■ Task instructions:
Across all the lines below, how many contain the string "Selecione"? Please reply with the number only.

##### Information provided

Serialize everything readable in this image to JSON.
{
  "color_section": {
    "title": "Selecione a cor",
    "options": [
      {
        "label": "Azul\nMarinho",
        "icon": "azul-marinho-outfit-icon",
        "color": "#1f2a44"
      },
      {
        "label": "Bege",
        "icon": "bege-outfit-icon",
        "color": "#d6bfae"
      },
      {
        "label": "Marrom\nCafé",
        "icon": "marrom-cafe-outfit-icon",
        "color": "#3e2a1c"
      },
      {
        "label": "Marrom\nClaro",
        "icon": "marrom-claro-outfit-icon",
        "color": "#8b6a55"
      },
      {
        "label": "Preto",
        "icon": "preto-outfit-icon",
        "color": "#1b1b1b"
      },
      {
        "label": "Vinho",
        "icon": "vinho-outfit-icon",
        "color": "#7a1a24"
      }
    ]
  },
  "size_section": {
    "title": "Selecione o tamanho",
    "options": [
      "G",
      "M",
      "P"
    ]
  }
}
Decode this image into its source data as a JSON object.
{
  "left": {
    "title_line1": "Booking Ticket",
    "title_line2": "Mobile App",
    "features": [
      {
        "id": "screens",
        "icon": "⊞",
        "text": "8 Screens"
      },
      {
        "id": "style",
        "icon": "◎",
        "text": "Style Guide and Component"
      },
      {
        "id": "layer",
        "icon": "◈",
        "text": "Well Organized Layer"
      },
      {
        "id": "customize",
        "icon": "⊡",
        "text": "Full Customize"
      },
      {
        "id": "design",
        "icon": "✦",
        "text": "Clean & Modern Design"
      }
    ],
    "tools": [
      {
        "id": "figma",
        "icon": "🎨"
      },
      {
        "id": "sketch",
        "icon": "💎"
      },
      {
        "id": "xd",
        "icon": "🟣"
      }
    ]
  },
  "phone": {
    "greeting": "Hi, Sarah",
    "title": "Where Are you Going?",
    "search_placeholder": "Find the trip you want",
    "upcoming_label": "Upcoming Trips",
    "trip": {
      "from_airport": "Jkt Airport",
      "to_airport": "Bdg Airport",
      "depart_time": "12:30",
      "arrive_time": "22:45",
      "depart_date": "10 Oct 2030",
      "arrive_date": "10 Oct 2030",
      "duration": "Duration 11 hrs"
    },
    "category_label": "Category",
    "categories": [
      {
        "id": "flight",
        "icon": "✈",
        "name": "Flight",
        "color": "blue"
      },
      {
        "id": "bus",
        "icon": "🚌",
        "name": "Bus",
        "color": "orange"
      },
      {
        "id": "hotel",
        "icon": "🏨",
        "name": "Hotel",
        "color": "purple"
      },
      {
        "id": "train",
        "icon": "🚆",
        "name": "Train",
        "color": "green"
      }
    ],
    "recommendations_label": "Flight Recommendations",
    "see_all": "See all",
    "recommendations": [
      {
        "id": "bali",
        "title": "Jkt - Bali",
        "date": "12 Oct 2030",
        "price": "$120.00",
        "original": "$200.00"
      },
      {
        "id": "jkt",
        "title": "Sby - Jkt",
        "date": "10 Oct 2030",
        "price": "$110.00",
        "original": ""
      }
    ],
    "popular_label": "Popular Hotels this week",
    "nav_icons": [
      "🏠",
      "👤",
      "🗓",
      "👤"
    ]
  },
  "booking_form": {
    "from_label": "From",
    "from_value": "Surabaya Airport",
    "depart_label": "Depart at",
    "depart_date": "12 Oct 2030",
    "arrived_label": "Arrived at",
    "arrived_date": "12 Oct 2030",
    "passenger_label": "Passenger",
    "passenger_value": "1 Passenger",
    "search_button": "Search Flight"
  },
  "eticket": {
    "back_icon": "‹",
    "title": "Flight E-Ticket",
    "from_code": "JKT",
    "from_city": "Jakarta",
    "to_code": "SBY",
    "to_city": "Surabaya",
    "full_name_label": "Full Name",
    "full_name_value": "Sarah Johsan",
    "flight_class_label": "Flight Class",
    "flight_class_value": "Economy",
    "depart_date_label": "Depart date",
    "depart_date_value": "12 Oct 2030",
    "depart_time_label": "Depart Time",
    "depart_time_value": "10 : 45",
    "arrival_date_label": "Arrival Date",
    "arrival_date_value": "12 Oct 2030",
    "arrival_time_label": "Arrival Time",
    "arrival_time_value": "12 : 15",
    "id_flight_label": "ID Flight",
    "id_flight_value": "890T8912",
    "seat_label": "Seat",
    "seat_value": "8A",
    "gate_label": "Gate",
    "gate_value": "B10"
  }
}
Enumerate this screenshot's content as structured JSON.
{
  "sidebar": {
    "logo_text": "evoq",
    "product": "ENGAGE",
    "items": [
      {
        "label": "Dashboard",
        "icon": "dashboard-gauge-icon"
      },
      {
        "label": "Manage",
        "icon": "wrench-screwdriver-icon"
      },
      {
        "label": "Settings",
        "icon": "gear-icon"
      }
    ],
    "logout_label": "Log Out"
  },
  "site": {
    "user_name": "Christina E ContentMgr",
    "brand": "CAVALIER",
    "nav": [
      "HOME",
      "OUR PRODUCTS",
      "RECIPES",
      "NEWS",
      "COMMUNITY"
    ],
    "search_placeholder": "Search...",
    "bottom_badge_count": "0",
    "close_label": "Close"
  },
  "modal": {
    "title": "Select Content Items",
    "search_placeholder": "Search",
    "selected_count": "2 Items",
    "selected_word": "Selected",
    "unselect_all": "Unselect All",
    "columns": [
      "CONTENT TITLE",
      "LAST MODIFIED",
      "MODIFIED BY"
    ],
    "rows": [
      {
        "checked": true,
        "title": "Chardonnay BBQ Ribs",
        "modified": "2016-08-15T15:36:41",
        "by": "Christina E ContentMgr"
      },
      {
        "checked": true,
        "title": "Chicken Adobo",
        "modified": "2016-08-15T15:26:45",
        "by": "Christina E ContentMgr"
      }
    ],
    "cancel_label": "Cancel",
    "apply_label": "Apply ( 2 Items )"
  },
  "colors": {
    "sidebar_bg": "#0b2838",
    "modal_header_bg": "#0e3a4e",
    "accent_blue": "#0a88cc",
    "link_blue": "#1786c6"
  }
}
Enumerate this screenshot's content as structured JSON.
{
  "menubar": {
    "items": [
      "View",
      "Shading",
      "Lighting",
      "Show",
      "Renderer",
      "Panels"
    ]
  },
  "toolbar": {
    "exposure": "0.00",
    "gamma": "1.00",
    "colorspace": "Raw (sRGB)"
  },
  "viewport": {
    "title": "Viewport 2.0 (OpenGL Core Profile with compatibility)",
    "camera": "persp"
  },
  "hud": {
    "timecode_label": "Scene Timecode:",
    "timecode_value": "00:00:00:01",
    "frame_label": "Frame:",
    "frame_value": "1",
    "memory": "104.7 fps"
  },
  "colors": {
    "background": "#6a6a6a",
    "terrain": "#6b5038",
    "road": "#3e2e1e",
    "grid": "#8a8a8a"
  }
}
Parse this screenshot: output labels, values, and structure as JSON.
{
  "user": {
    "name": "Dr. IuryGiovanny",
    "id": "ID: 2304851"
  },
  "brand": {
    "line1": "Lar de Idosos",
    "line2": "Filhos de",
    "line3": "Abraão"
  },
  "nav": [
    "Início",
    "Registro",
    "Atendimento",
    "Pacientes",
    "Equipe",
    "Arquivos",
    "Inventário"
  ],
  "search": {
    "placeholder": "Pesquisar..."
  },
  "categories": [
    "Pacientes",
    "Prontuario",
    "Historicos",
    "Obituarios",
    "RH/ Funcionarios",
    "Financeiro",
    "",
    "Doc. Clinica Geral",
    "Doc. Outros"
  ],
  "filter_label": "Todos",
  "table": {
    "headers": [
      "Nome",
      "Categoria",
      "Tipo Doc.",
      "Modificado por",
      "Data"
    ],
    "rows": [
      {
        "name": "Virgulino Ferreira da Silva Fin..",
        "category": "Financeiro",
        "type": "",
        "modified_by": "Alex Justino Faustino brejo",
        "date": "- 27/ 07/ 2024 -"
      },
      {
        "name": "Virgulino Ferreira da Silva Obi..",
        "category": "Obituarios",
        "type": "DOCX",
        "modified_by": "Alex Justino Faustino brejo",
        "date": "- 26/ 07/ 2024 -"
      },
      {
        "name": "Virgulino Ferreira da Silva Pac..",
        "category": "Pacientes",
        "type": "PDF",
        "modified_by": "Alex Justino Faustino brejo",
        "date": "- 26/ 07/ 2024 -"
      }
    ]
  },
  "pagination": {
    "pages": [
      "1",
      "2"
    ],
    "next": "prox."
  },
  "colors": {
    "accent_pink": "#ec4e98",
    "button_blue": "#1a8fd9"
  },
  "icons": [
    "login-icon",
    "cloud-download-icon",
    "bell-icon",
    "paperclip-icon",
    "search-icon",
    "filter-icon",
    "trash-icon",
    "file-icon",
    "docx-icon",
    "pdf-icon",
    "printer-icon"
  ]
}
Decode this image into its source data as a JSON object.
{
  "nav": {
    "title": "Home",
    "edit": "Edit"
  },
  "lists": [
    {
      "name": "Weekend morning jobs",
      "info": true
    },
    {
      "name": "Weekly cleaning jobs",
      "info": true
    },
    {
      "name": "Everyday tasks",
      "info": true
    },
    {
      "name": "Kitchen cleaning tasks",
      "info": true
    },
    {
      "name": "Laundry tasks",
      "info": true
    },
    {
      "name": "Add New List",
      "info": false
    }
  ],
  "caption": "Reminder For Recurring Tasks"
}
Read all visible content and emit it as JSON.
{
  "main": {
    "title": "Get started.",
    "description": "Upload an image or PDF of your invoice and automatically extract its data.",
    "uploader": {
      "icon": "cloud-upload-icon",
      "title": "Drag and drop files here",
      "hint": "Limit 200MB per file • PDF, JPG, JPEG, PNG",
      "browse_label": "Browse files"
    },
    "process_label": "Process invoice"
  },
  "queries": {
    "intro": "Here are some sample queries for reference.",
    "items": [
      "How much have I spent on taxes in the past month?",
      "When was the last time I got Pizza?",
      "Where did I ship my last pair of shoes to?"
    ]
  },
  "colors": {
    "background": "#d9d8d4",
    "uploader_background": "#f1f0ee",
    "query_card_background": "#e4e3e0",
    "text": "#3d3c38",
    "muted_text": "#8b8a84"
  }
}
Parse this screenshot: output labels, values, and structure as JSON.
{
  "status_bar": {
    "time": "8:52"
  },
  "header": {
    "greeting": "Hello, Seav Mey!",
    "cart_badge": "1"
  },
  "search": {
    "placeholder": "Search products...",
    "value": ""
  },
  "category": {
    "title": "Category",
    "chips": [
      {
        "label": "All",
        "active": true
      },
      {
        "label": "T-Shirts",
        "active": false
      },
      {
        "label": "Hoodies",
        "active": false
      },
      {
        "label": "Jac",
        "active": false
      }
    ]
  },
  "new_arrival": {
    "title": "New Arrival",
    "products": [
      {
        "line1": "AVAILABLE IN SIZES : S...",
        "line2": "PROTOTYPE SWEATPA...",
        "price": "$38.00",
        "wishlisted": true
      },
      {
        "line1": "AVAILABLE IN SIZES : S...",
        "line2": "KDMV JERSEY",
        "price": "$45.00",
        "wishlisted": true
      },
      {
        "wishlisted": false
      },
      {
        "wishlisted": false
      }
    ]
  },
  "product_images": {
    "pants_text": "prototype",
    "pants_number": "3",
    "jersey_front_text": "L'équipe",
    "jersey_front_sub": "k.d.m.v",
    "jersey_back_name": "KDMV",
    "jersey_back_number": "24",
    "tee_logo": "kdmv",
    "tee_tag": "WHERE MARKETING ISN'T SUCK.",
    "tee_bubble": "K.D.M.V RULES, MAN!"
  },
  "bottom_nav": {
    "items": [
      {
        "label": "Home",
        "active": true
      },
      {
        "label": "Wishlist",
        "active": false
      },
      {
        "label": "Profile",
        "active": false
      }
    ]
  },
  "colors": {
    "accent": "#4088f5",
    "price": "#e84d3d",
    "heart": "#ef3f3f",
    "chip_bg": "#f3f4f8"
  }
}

##########

■ Exercise solution:
2